## begin The records

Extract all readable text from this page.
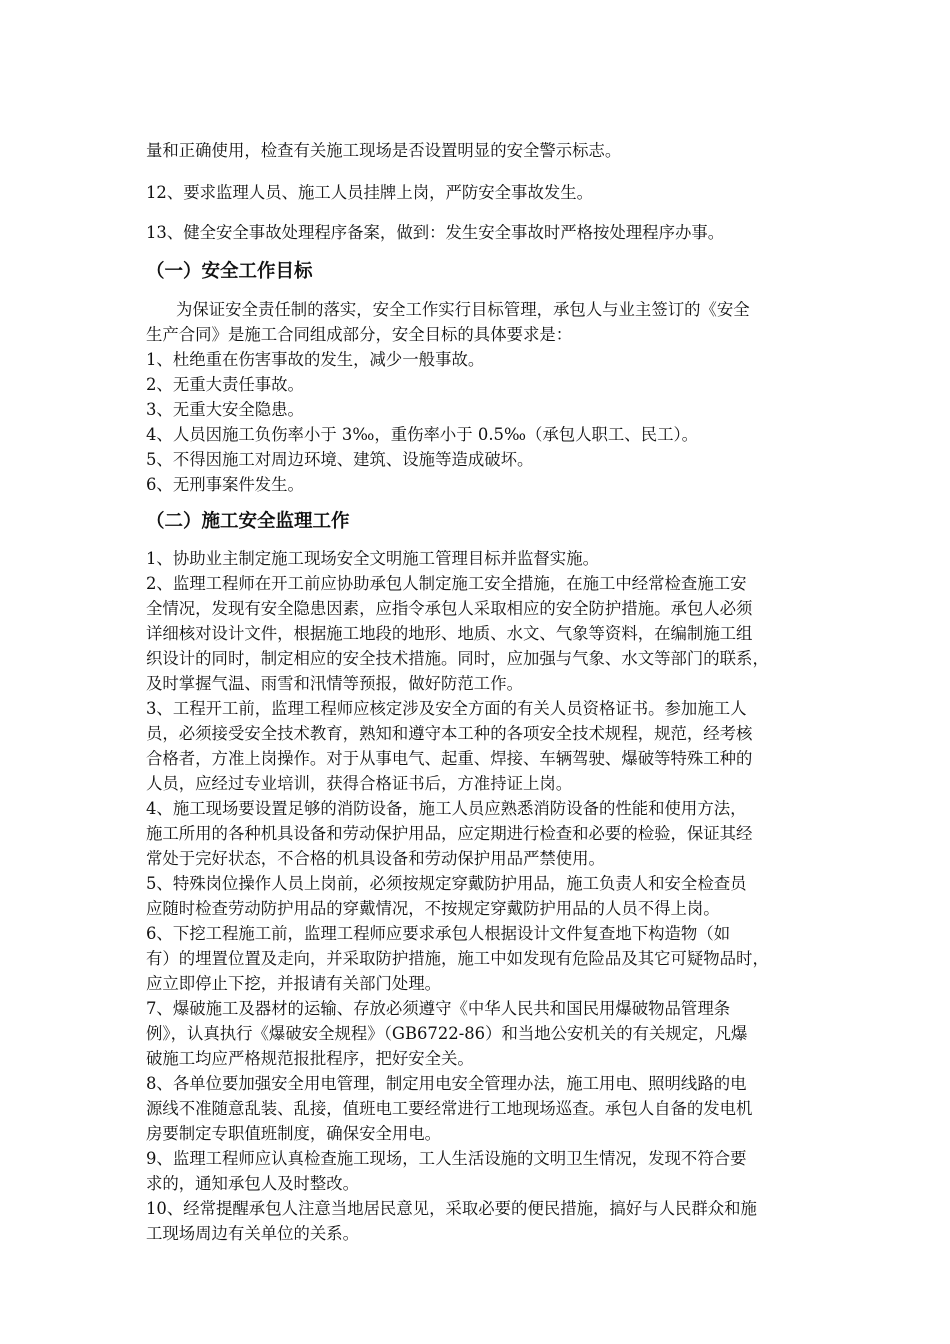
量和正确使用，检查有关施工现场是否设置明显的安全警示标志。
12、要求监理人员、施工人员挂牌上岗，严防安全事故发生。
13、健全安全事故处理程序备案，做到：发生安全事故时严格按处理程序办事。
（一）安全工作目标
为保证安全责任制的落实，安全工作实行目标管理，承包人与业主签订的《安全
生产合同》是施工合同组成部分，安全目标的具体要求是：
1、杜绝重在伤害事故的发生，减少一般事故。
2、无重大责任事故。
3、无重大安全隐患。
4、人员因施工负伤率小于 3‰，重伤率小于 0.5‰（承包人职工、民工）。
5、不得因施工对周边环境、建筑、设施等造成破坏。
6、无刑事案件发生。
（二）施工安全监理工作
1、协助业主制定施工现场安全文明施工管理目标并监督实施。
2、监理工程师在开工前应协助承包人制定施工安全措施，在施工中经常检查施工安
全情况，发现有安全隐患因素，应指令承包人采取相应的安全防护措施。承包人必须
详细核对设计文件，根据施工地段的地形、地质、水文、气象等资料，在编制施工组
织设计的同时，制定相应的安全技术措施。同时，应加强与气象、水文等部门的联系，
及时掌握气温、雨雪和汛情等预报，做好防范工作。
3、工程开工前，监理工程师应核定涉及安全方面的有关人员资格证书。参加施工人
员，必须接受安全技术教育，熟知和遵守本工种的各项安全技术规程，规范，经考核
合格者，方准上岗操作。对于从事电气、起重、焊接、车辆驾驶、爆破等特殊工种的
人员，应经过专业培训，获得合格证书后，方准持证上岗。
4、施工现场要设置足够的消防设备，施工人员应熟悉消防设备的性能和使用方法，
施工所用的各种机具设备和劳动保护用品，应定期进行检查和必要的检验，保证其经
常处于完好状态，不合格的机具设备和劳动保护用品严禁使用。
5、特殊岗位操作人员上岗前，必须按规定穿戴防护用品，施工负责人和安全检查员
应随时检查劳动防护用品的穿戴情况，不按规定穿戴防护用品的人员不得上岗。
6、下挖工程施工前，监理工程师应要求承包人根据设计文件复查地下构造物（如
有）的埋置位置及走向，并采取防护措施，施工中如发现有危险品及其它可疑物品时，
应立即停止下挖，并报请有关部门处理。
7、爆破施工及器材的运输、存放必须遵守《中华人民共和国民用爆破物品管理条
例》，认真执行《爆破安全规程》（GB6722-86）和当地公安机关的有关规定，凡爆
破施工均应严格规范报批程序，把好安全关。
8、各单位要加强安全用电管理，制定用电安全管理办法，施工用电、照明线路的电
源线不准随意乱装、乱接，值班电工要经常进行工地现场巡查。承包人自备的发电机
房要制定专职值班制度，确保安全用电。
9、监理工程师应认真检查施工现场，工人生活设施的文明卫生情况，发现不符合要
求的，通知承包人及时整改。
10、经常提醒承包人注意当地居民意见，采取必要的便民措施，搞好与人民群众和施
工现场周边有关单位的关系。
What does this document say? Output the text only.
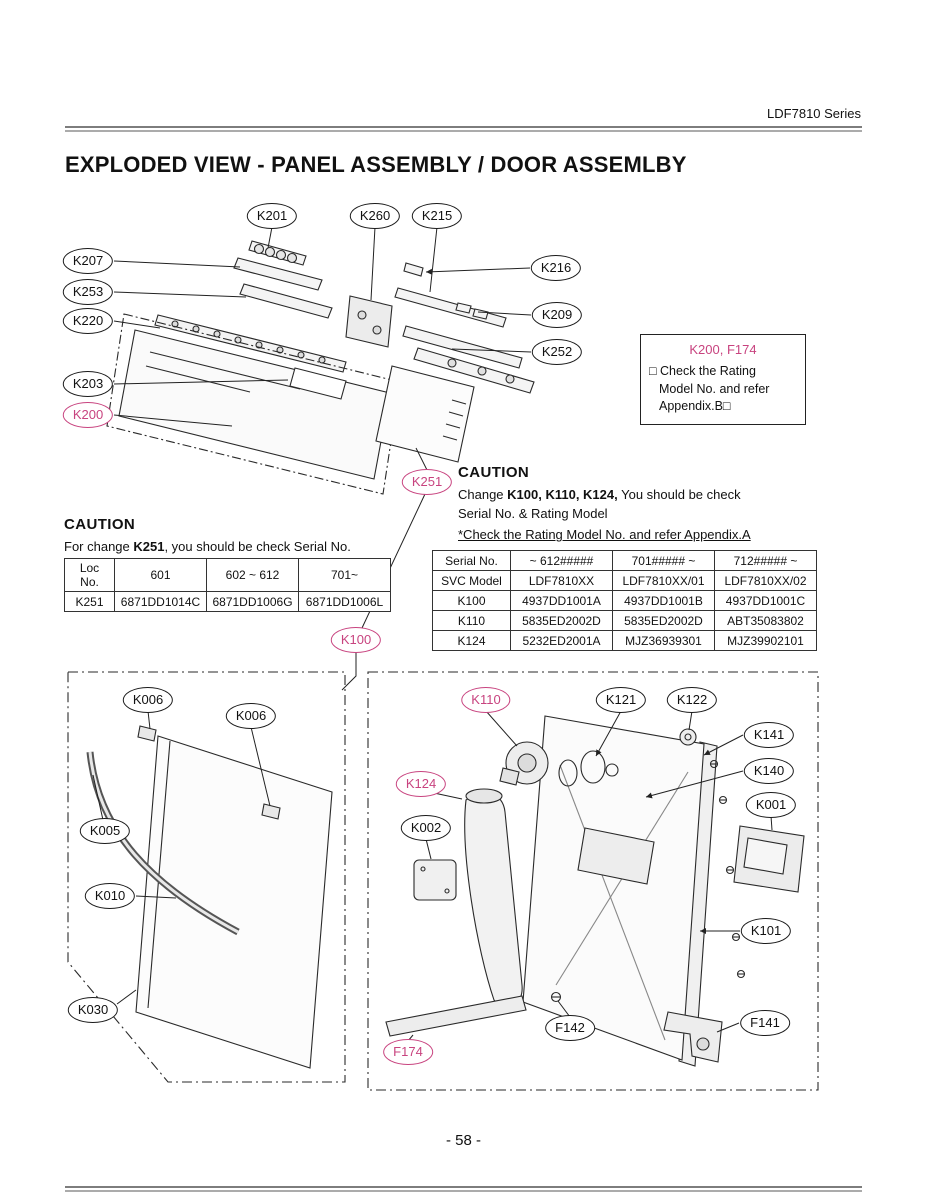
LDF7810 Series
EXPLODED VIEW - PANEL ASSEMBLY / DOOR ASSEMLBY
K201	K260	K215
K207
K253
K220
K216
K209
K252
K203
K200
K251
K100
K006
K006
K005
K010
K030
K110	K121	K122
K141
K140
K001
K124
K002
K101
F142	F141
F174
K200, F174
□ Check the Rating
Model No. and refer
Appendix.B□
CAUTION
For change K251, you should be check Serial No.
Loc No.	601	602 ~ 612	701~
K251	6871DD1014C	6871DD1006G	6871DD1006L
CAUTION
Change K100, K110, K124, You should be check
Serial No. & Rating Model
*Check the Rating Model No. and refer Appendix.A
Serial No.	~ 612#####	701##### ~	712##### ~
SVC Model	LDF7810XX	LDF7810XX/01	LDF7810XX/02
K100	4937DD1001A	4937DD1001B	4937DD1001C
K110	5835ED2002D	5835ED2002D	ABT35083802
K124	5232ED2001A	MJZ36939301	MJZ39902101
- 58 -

## end The records

Restate the whole of the material word for word without the pictures.

▸ **Problem solution**:
Extract all readable text from this page.
量和正确使用，检查有关施工现场是否设置明显的安全警示标志。
12、要求监理人员、施工人员挂牌上岗，严防安全事故发生。
13、健全安全事故处理程序备案，做到：发生安全事故时严格按处理程序办事。
（一）安全工作目标
为保证安全责任制的落实，安全工作实行目标管理，承包人与业主签订的《安全
生产合同》是施工合同组成部分，安全目标的具体要求是：
1、杜绝重在伤害事故的发生，减少一般事故。
2、无重大责任事故。
3、无重大安全隐患。
4、人员因施工负伤率小于 3‰，重伤率小于 0.5‰（承包人职工、民工）。
5、不得因施工对周边环境、建筑、设施等造成破坏。
6、无刑事案件发生。
（二）施工安全监理工作
1、协助业主制定施工现场安全文明施工管理目标并监督实施。
2、监理工程师在开工前应协助承包人制定施工安全措施，在施工中经常检查施工安
全情况，发现有安全隐患因素，应指令承包人采取相应的安全防护措施。承包人必须
详细核对设计文件，根据施工地段的地形、地质、水文、气象等资料，在编制施工组
织设计的同时，制定相应的安全技术措施。同时，应加强与气象、水文等部门的联系，
及时掌握气温、雨雪和汛情等预报，做好防范工作。
3、工程开工前，监理工程师应核定涉及安全方面的有关人员资格证书。参加施工人
员，必须接受安全技术教育，熟知和遵守本工种的各项安全技术规程，规范，经考核
合格者，方准上岗操作。对于从事电气、起重、焊接、车辆驾驶、爆破等特殊工种的
人员，应经过专业培训，获得合格证书后，方准持证上岗。
4、施工现场要设置足够的消防设备，施工人员应熟悉消防设备的性能和使用方法，
施工所用的各种机具设备和劳动保护用品，应定期进行检查和必要的检验，保证其经
常处于完好状态，不合格的机具设备和劳动保护用品严禁使用。
5、特殊岗位操作人员上岗前，必须按规定穿戴防护用品，施工负责人和安全检查员
应随时检查劳动防护用品的穿戴情况，不按规定穿戴防护用品的人员不得上岗。
6、下挖工程施工前，监理工程师应要求承包人根据设计文件复查地下构造物（如
有）的埋置位置及走向，并采取防护措施，施工中如发现有危险品及其它可疑物品时，
应立即停止下挖，并报请有关部门处理。
7、爆破施工及器材的运输、存放必须遵守《中华人民共和国民用爆破物品管理条
例》，认真执行《爆破安全规程》（GB6722-86）和当地公安机关的有关规定，凡爆
破施工均应严格规范报批程序，把好安全关。
8、各单位要加强安全用电管理，制定用电安全管理办法，施工用电、照明线路的电
源线不准随意乱装、乱接，值班电工要经常进行工地现场巡查。承包人自备的发电机
房要制定专职值班制度，确保安全用电。
9、监理工程师应认真检查施工现场，工人生活设施的文明卫生情况，发现不符合要
求的，通知承包人及时整改。
10、经常提醒承包人注意当地居民意见，采取必要的便民措施，搞好与人民群众和施
工现场周边有关单位的关系。
What does this document say? Output the text only.
LDF7810 Series
EXPLODED VIEW - PANEL ASSEMBLY / DOOR ASSEMLBY
K201	K260	K215
K207
K253
K220
K216
K209
K252
K203
K200
K251
K100
K006
K006
K005
K010
K030
K110	K121	K122
K141
K140
K001
K124
K002
K101
F142	F141
F174
K200, F174
□ Check the Rating
Model No. and refer
Appendix.B□
CAUTION
For change K251, you should be check Serial No.
Loc No.	601	602 ~ 612	701~
K251	6871DD1014C	6871DD1006G	6871DD1006L
CAUTION
Change K100, K110, K124, You should be check
Serial No. & Rating Model
*Check the Rating Model No. and refer Appendix.A
Serial No.	~ 612#####	701##### ~	712##### ~
SVC Model	LDF7810XX	LDF7810XX/01	LDF7810XX/02
K100	4937DD1001A	4937DD1001B	4937DD1001C
K110	5835ED2002D	5835ED2002D	ABT35083802
K124	5232ED2001A	MJZ36939301	MJZ39902101
- 58 -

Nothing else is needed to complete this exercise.